SUPPLIED RECORDS »
>> start

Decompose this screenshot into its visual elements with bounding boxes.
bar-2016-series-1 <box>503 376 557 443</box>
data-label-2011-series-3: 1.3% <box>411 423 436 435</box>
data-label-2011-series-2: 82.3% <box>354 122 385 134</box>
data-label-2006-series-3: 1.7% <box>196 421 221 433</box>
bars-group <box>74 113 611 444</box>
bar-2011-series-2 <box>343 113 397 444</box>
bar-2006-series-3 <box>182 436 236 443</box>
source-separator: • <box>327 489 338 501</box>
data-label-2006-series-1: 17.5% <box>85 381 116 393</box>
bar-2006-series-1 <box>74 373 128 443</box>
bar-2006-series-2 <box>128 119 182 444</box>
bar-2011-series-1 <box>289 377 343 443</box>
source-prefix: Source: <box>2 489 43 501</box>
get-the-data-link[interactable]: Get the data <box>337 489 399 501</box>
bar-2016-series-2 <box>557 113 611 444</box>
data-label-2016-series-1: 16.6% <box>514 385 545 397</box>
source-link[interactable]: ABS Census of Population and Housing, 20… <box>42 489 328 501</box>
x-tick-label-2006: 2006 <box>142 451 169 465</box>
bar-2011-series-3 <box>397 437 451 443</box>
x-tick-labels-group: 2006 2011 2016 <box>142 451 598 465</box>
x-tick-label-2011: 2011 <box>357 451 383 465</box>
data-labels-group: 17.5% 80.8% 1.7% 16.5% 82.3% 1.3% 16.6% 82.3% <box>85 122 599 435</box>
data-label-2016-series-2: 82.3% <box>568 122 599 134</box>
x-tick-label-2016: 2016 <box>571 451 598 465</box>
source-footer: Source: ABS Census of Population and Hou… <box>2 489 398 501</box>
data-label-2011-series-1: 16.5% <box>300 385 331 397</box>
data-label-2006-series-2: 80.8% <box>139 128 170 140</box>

>> end

PROBLEM STATEMENT »
Copy the records without changes, starting at their first line and ending after the line that contains "data-label-2016-series-2: 82.3% <box>568".

THE COMPLETED TASK »
Decompose this screenshot into its visual elements with bounding boxes.
bar-2016-series-1 <box>503 376 557 443</box>
data-label-2011-series-3: 1.3% <box>411 423 436 435</box>
data-label-2011-series-2: 82.3% <box>354 122 385 134</box>
data-label-2006-series-3: 1.7% <box>196 421 221 433</box>
bars-group <box>74 113 611 444</box>
bar-2011-series-2 <box>343 113 397 444</box>
bar-2006-series-3 <box>182 436 236 443</box>
source-separator: • <box>327 489 338 501</box>
data-label-2006-series-1: 17.5% <box>85 381 116 393</box>
bar-2006-series-1 <box>74 373 128 443</box>
bar-2006-series-2 <box>128 119 182 444</box>
bar-2011-series-1 <box>289 377 343 443</box>
source-prefix: Source: <box>2 489 43 501</box>
get-the-data-link[interactable]: Get the data <box>337 489 399 501</box>
bar-2016-series-2 <box>557 113 611 444</box>
data-label-2016-series-1: 16.6% <box>514 385 545 397</box>
source-link[interactable]: ABS Census of Population and Housing, 20… <box>42 489 328 501</box>
x-tick-label-2006: 2006 <box>142 451 169 465</box>
bar-2011-series-3 <box>397 437 451 443</box>
x-tick-labels-group: 2006 2011 2016 <box>142 451 598 465</box>
x-tick-label-2011: 2011 <box>357 451 383 465</box>
data-labels-group: 17.5% 80.8% 1.7% 16.5% 82.3% 1.3% 16.6% 82.3% <box>85 122 599 435</box>
data-label-2016-series-2: 82.3% <box>568 122 599 134</box>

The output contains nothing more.